◆ The task ◆
Reproduce every record below exactly as written, leaving out any pictures.

◆ Given entries ◆
Begin

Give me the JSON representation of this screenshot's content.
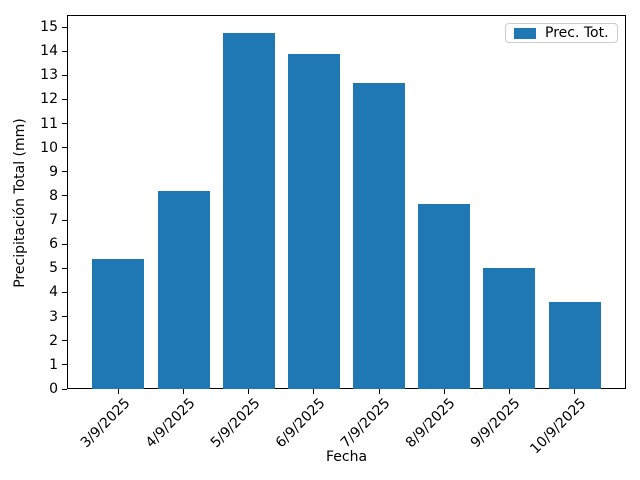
{
  "figure": {
    "background": "#ffffff",
    "axis_color": "#000000",
    "legend_border_color": "#cccccc"
  },
  "chart_data": {
    "type": "bar",
    "title": "",
    "xlabel": "Fecha",
    "ylabel": "Precipitación Total (mm)",
    "series_name": "Prec. Tot.",
    "categories": [
      "3/9/2025",
      "4/9/2025",
      "5/9/2025",
      "6/9/2025",
      "7/9/2025",
      "8/9/2025",
      "9/9/2025",
      "10/9/2025"
    ],
    "values": [
      5.4,
      8.2,
      14.75,
      13.9,
      12.7,
      7.65,
      5.0,
      3.6
    ],
    "bar_color": "#1f77b4",
    "ylim": [
      0,
      15.5
    ],
    "yticks": [
      0,
      1,
      2,
      3,
      4,
      5,
      6,
      7,
      8,
      9,
      10,
      11,
      12,
      13,
      14,
      15
    ],
    "x_tick_rotation": 45,
    "grid": false,
    "legend_position": "upper right"
  }
}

End

◆ Answer to the exercise ◆
Give me the JSON representation of this screenshot's content.
{
  "figure": {
    "background": "#ffffff",
    "axis_color": "#000000",
    "legend_border_color": "#cccccc"
  },
  "chart_data": {
    "type": "bar",
    "title": "",
    "xlabel": "Fecha",
    "ylabel": "Precipitación Total (mm)",
    "series_name": "Prec. Tot.",
    "categories": [
      "3/9/2025",
      "4/9/2025",
      "5/9/2025",
      "6/9/2025",
      "7/9/2025",
      "8/9/2025",
      "9/9/2025",
      "10/9/2025"
    ],
    "values": [
      5.4,
      8.2,
      14.75,
      13.9,
      12.7,
      7.65,
      5.0,
      3.6
    ],
    "bar_color": "#1f77b4",
    "ylim": [
      0,
      15.5
    ],
    "yticks": [
      0,
      1,
      2,
      3,
      4,
      5,
      6,
      7,
      8,
      9,
      10,
      11,
      12,
      13,
      14,
      15
    ],
    "x_tick_rotation": 45,
    "grid": false,
    "legend_position": "upper right"
  }
}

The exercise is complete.